Retype all the records with nothing changed.

## [Entries supplied]
________________
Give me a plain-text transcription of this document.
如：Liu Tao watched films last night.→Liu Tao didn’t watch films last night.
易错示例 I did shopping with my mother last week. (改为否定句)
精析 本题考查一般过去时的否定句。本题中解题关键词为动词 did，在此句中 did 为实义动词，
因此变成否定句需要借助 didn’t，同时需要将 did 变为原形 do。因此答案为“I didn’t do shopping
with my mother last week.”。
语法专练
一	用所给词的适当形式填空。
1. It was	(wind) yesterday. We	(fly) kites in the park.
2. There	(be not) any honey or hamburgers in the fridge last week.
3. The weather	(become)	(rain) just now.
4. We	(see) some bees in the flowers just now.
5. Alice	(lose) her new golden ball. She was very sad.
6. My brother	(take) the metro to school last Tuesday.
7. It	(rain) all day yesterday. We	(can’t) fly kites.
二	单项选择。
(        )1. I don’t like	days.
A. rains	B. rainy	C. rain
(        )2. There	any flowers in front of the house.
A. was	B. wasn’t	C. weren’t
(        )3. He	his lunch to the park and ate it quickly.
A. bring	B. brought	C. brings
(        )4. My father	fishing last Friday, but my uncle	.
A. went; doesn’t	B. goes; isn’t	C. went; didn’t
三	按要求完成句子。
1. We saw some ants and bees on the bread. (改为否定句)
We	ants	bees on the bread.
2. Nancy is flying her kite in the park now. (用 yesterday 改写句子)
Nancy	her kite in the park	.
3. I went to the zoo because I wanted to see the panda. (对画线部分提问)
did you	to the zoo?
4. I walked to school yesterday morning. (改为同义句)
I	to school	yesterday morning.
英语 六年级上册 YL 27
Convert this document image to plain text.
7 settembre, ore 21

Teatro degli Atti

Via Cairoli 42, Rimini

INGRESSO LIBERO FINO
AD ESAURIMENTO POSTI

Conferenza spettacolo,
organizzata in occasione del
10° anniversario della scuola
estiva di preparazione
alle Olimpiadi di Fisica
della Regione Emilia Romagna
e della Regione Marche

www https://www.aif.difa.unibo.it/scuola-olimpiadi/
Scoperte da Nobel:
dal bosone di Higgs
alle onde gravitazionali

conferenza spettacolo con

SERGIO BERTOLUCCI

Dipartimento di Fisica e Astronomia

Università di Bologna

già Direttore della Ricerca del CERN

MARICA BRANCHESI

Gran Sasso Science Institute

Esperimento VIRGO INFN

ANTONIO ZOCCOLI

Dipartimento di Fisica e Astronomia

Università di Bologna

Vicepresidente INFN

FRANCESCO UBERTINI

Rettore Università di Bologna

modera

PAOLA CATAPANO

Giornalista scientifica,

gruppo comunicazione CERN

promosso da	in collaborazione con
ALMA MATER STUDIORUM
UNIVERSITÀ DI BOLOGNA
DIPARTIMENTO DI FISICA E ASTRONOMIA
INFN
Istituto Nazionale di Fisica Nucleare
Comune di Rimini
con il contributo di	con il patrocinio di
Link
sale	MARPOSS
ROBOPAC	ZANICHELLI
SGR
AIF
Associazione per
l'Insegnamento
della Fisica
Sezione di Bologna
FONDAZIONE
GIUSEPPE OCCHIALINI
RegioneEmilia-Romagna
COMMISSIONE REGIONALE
________________
## [Answer for this exercise]
Give me a plain-text transcription of this document.
如：Liu Tao watched films last night.→Liu Tao didn’t watch films last night.
易错示例 I did shopping with my mother last week. (改为否定句)
精析 本题考查一般过去时的否定句。本题中解题关键词为动词 did，在此句中 did 为实义动词，
因此变成否定句需要借助 didn’t，同时需要将 did 变为原形 do。因此答案为“I didn’t do shopping
with my mother last week.”。
语法专练
一	用所给词的适当形式填空。
1. It was	(wind) yesterday. We	(fly) kites in the park.
2. There	(be not) any honey or hamburgers in the fridge last week.
3. The weather	(become)	(rain) just now.
4. We	(see) some bees in the flowers just now.
5. Alice	(lose) her new golden ball. She was very sad.
6. My brother	(take) the metro to school last Tuesday.
7. It	(rain) all day yesterday. We	(can’t) fly kites.
二	单项选择。
(        )1. I don’t like	days.
A. rains	B. rainy	C. rain
(        )2. There	any flowers in front of the house.
A. was	B. wasn’t	C. weren’t
(        )3. He	his lunch to the park and ate it quickly.
A. bring	B. brought	C. brings
(        )4. My father	fishing last Friday, but my uncle	.
A. went; doesn’t	B. goes; isn’t	C. went; didn’t
三	按要求完成句子。
1. We saw some ants and bees on the bread. (改为否定句)
We	ants	bees on the bread.
2. Nancy is flying her kite in the park now. (用 yesterday 改写句子)
Nancy	her kite in the park	.
3. I went to the zoo because I wanted to see the panda. (对画线部分提问)
did you	to the zoo?
4. I walked to school yesterday morning. (改为同义句)
I	to school	yesterday morning.
英语 六年级上册 YL 27
Convert this document image to plain text.
7 settembre, ore 21

Teatro degli Atti

Via Cairoli 42, Rimini

INGRESSO LIBERO FINO
AD ESAURIMENTO POSTI

Conferenza spettacolo,
organizzata in occasione del
10° anniversario della scuola
estiva di preparazione
alle Olimpiadi di Fisica
della Regione Emilia Romagna
e della Regione Marche

www https://www.aif.difa.unibo.it/scuola-olimpiadi/
Scoperte da Nobel:
dal bosone di Higgs
alle onde gravitazionali

conferenza spettacolo con

SERGIO BERTOLUCCI

Dipartimento di Fisica e Astronomia

Università di Bologna

già Direttore della Ricerca del CERN

MARICA BRANCHESI

Gran Sasso Science Institute

Esperimento VIRGO INFN

ANTONIO ZOCCOLI

Dipartimento di Fisica e Astronomia

Università di Bologna

Vicepresidente INFN

FRANCESCO UBERTINI

Rettore Università di Bologna

modera

PAOLA CATAPANO

Giornalista scientifica,

gruppo comunicazione CERN

promosso da	in collaborazione con
ALMA MATER STUDIORUM
UNIVERSITÀ DI BOLOGNA
DIPARTIMENTO DI FISICA E ASTRONOMIA
INFN
Istituto Nazionale di Fisica Nucleare
Comune di Rimini
con il contributo di	con il patrocinio di
Link
sale	MARPOSS
ROBOPAC	ZANICHELLI
SGR
AIF
Associazione per
l'Insegnamento
della Fisica
Sezione di Bologna
FONDAZIONE
GIUSEPPE OCCHIALINI
RegioneEmilia-Romagna
COMMISSIONE REGIONALE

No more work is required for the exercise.